------ Listing ------
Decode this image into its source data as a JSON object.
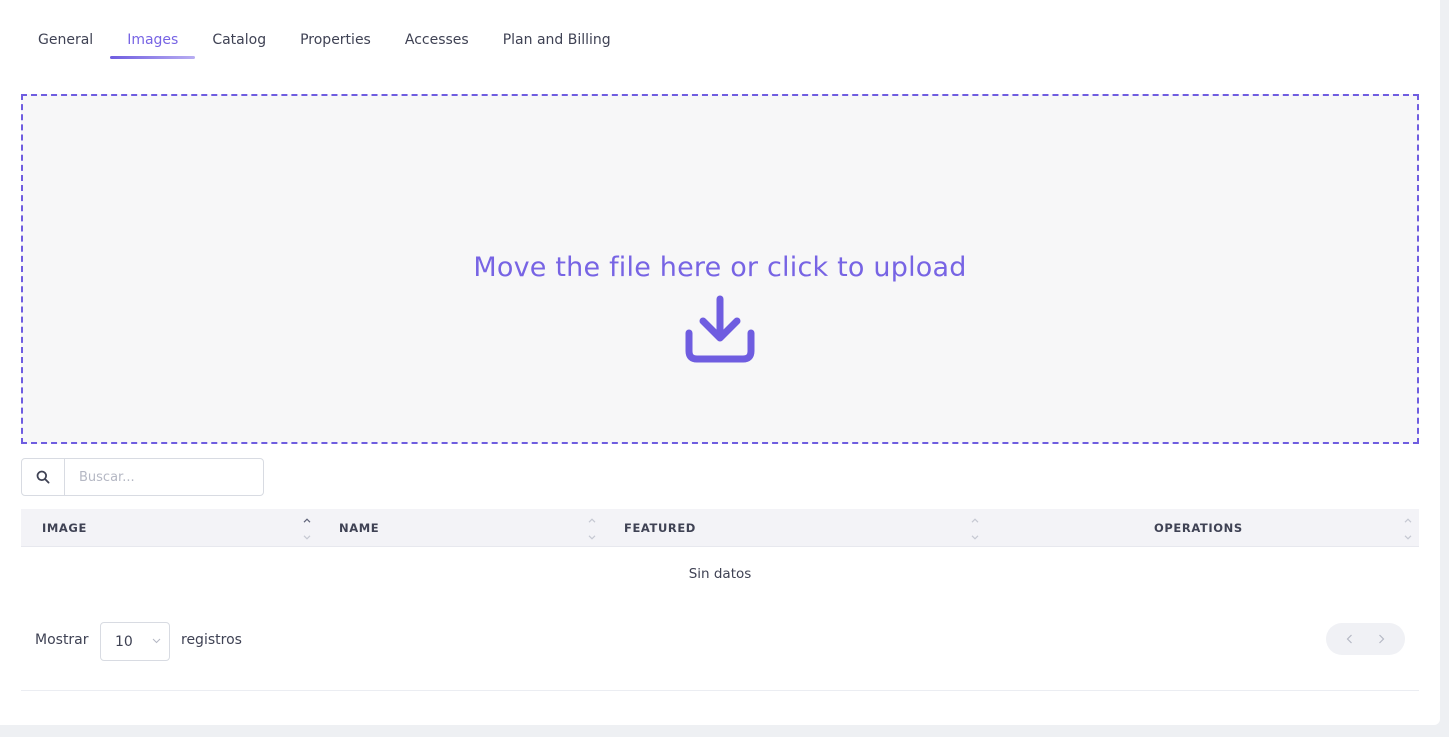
{
  "tabs": [
    {
      "label": "General",
      "active": false
    },
    {
      "label": "Images",
      "active": true
    },
    {
      "label": "Catalog",
      "active": false
    },
    {
      "label": "Properties",
      "active": false
    },
    {
      "label": "Accesses",
      "active": false
    },
    {
      "label": "Plan and Billing",
      "active": false
    }
  ],
  "dropzone": {
    "text": "Move the file here or click to upload",
    "icon": "download-icon",
    "color": "#6f5de0"
  },
  "search": {
    "icon": "search-icon",
    "placeholder": "Buscar..."
  },
  "table": {
    "columns": [
      "IMAGE",
      "NAME",
      "FEATURED",
      "OPERATIONS"
    ],
    "empty_text": "Sin datos"
  },
  "footer": {
    "show_label": "Mostrar",
    "page_size": "10",
    "records_label": "registros"
  },
  "pagination": {
    "prev_icon": "chevron-left-icon",
    "next_icon": "chevron-right-icon"
  }
}
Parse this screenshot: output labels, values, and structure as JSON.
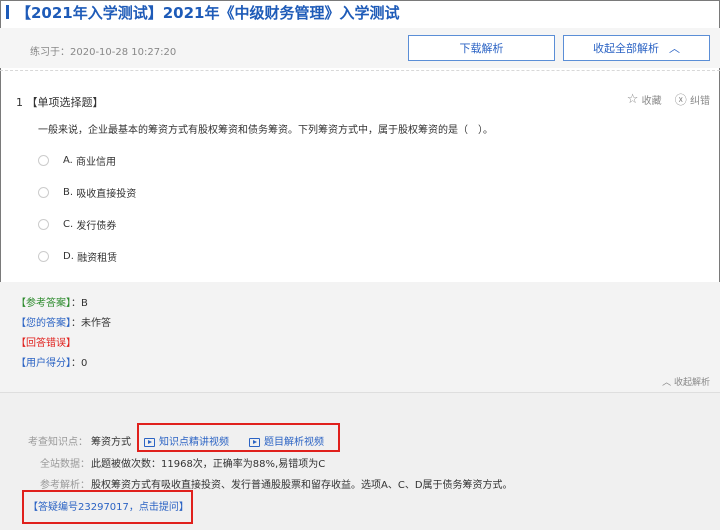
{
  "page": {
    "title": "【2021年入学测试】2021年《中级财务管理》入学测试",
    "practice_time": "练习于：2020-10-28 10:27:20",
    "download_label": "下载解析",
    "collapse_all_label": "收起全部解析",
    "collapse_chevron": "chevron-up-icon"
  },
  "question": {
    "number": "1",
    "type_label": "【单项选择题】",
    "favorite_label": "收藏",
    "report_label": "纠错",
    "stem": "一般来说，企业最基本的筹资方式有股权筹资和债务筹资。下列筹资方式中，属于股权筹资的是（　）。",
    "options": [
      {
        "letter": "A.",
        "text": "商业信用"
      },
      {
        "letter": "B.",
        "text": "吸收直接投资"
      },
      {
        "letter": "C.",
        "text": "发行债券"
      },
      {
        "letter": "D.",
        "text": "融资租赁"
      }
    ]
  },
  "answer": {
    "reference_tag": "【参考答案】",
    "reference_value": "：B",
    "your_tag": "【您的答案】",
    "your_value": "：未作答",
    "result_tag": "【回答错误】",
    "score_tag": "【用户得分】",
    "score_value": "：0",
    "collapse_label": "收起解析"
  },
  "analysis": {
    "knowledge_label": "考查知识点：",
    "knowledge_value": "筹资方式",
    "video1": "知识点精讲视频",
    "video2": "题目解析视频",
    "stats_label": "全站数据：",
    "stats_value": "此题被做次数：11968次，正确率为88%,易错项为C",
    "ref_label": "参考解析：",
    "ref_value": "股权筹资方式有吸收直接投资、发行普通股股票和留存收益。选项A、C、D属于债务筹资方式。",
    "ask_link": "【答疑编号23297017，点击提问】"
  },
  "colors": {
    "accent": "#1e5bb8",
    "link": "#2b63c4",
    "highlight_box": "#e0201c"
  }
}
------
Reproduce the data above in full, exactly as it is, with the pictures left out.

◆ **Solution**:
Decode this image into its source data as a JSON object.
{
  "tabs": [
    {
      "label": "General",
      "active": false
    },
    {
      "label": "Images",
      "active": true
    },
    {
      "label": "Catalog",
      "active": false
    },
    {
      "label": "Properties",
      "active": false
    },
    {
      "label": "Accesses",
      "active": false
    },
    {
      "label": "Plan and Billing",
      "active": false
    }
  ],
  "dropzone": {
    "text": "Move the file here or click to upload",
    "icon": "download-icon",
    "color": "#6f5de0"
  },
  "search": {
    "icon": "search-icon",
    "placeholder": "Buscar..."
  },
  "table": {
    "columns": [
      "IMAGE",
      "NAME",
      "FEATURED",
      "OPERATIONS"
    ],
    "empty_text": "Sin datos"
  },
  "footer": {
    "show_label": "Mostrar",
    "page_size": "10",
    "records_label": "registros"
  },
  "pagination": {
    "prev_icon": "chevron-left-icon",
    "next_icon": "chevron-right-icon"
  }
}
Parse this screenshot: output labels, values, and structure as JSON.
{
  "page": {
    "title": "【2021年入学测试】2021年《中级财务管理》入学测试",
    "practice_time": "练习于：2020-10-28 10:27:20",
    "download_label": "下载解析",
    "collapse_all_label": "收起全部解析",
    "collapse_chevron": "chevron-up-icon"
  },
  "question": {
    "number": "1",
    "type_label": "【单项选择题】",
    "favorite_label": "收藏",
    "report_label": "纠错",
    "stem": "一般来说，企业最基本的筹资方式有股权筹资和债务筹资。下列筹资方式中，属于股权筹资的是（　）。",
    "options": [
      {
        "letter": "A.",
        "text": "商业信用"
      },
      {
        "letter": "B.",
        "text": "吸收直接投资"
      },
      {
        "letter": "C.",
        "text": "发行债券"
      },
      {
        "letter": "D.",
        "text": "融资租赁"
      }
    ]
  },
  "answer": {
    "reference_tag": "【参考答案】",
    "reference_value": "：B",
    "your_tag": "【您的答案】",
    "your_value": "：未作答",
    "result_tag": "【回答错误】",
    "score_tag": "【用户得分】",
    "score_value": "：0",
    "collapse_label": "收起解析"
  },
  "analysis": {
    "knowledge_label": "考查知识点：",
    "knowledge_value": "筹资方式",
    "video1": "知识点精讲视频",
    "video2": "题目解析视频",
    "stats_label": "全站数据：",
    "stats_value": "此题被做次数：11968次，正确率为88%,易错项为C",
    "ref_label": "参考解析：",
    "ref_value": "股权筹资方式有吸收直接投资、发行普通股股票和留存收益。选项A、C、D属于债务筹资方式。",
    "ask_link": "【答疑编号23297017，点击提问】"
  },
  "colors": {
    "accent": "#1e5bb8",
    "link": "#2b63c4",
    "highlight_box": "#e0201c"
  }
}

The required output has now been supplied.